● Goal of the exercise
Can you transcribe every line exactly and leave the pictures behind?
****************
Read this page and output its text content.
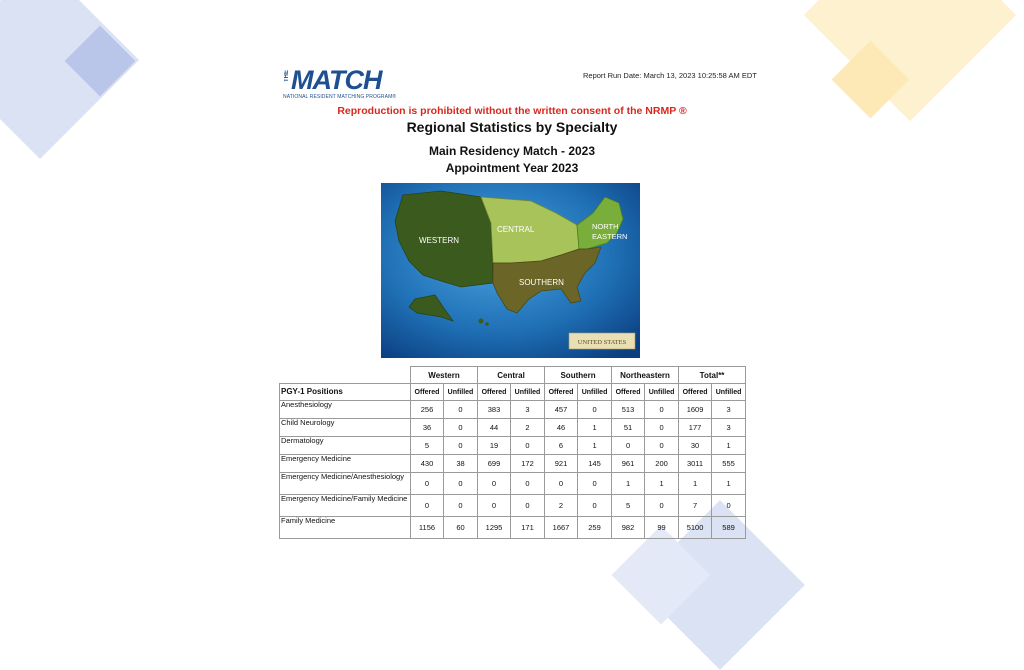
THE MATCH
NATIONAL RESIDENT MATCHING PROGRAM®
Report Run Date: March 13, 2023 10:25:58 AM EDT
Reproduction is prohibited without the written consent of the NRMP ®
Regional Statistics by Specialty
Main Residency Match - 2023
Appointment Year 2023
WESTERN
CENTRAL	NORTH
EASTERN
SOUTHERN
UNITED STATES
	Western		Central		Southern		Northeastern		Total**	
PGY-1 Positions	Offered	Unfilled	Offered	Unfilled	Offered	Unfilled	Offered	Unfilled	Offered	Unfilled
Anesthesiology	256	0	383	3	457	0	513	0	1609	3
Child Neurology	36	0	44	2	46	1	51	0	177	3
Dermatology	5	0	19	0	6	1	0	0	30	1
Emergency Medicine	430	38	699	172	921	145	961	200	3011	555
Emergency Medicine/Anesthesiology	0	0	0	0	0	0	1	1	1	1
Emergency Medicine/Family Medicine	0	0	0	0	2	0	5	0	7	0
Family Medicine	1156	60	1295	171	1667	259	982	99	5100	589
****************
● Correct answer
Read this page and output its text content.
THE MATCH
NATIONAL RESIDENT MATCHING PROGRAM®
Report Run Date: March 13, 2023 10:25:58 AM EDT
Reproduction is prohibited without the written consent of the NRMP ®
Regional Statistics by Specialty
Main Residency Match - 2023
Appointment Year 2023
WESTERN
CENTRAL	NORTH
EASTERN
SOUTHERN
UNITED STATES
	Western		Central		Southern		Northeastern		Total**	
PGY-1 Positions	Offered	Unfilled	Offered	Unfilled	Offered	Unfilled	Offered	Unfilled	Offered	Unfilled
Anesthesiology	256	0	383	3	457	0	513	0	1609	3
Child Neurology	36	0	44	2	46	1	51	0	177	3
Dermatology	5	0	19	0	6	1	0	0	30	1
Emergency Medicine	430	38	699	172	921	145	961	200	3011	555
Emergency Medicine/Anesthesiology	0	0	0	0	0	0	1	1	1	1
Emergency Medicine/Family Medicine	0	0	0	0	2	0	5	0	7	0
Family Medicine	1156	60	1295	171	1667	259	982	99	5100	589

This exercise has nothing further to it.